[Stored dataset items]
= = = = =
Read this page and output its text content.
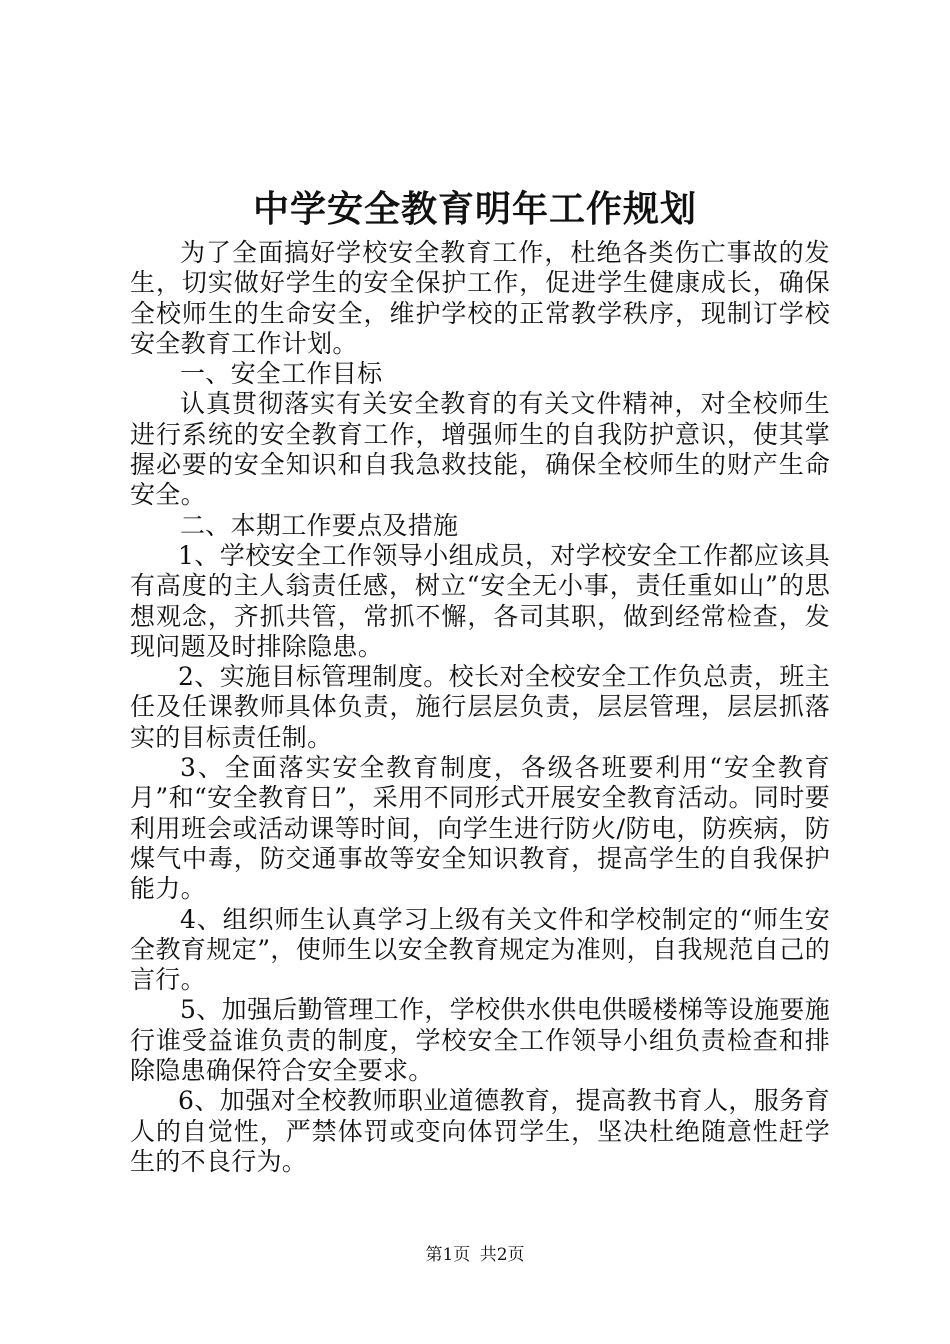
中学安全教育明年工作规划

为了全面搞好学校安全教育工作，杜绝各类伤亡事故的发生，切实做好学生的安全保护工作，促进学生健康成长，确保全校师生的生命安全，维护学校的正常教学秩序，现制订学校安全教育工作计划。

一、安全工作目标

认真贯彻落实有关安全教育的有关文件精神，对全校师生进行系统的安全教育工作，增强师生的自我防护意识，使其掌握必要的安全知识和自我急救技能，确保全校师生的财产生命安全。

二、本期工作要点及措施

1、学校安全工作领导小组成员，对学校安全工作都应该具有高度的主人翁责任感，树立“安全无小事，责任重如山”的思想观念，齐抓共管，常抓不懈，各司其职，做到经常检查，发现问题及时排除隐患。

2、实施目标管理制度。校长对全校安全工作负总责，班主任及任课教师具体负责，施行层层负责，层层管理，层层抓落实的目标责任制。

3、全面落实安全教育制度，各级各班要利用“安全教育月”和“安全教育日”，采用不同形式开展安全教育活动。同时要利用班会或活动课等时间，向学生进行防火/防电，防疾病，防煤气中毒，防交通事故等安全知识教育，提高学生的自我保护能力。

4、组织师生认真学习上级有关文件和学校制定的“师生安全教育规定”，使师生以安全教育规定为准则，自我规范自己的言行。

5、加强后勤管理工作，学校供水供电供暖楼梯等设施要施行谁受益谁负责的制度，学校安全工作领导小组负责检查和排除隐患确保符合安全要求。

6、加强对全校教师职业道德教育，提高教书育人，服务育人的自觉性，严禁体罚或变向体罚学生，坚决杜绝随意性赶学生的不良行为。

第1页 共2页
= = = = =
Work to be completed – Repeat the data exactly, excluding the pictures.

Output below –
Read this page and output its text content.
中学安全教育明年工作规划

为了全面搞好学校安全教育工作，杜绝各类伤亡事故的发生，切实做好学生的安全保护工作，促进学生健康成长，确保全校师生的生命安全，维护学校的正常教学秩序，现制订学校安全教育工作计划。

一、安全工作目标

认真贯彻落实有关安全教育的有关文件精神，对全校师生进行系统的安全教育工作，增强师生的自我防护意识，使其掌握必要的安全知识和自我急救技能，确保全校师生的财产生命安全。

二、本期工作要点及措施

1、学校安全工作领导小组成员，对学校安全工作都应该具有高度的主人翁责任感，树立“安全无小事，责任重如山”的思想观念，齐抓共管，常抓不懈，各司其职，做到经常检查，发现问题及时排除隐患。

2、实施目标管理制度。校长对全校安全工作负总责，班主任及任课教师具体负责，施行层层负责，层层管理，层层抓落实的目标责任制。

3、全面落实安全教育制度，各级各班要利用“安全教育月”和“安全教育日”，采用不同形式开展安全教育活动。同时要利用班会或活动课等时间，向学生进行防火/防电，防疾病，防煤气中毒，防交通事故等安全知识教育，提高学生的自我保护能力。

4、组织师生认真学习上级有关文件和学校制定的“师生安全教育规定”，使师生以安全教育规定为准则，自我规范自己的言行。

5、加强后勤管理工作，学校供水供电供暖楼梯等设施要施行谁受益谁负责的制度，学校安全工作领导小组负责检查和排除隐患确保符合安全要求。

6、加强对全校教师职业道德教育，提高教书育人，服务育人的自觉性，严禁体罚或变向体罚学生，坚决杜绝随意性赶学生的不良行为。

第1页 共2页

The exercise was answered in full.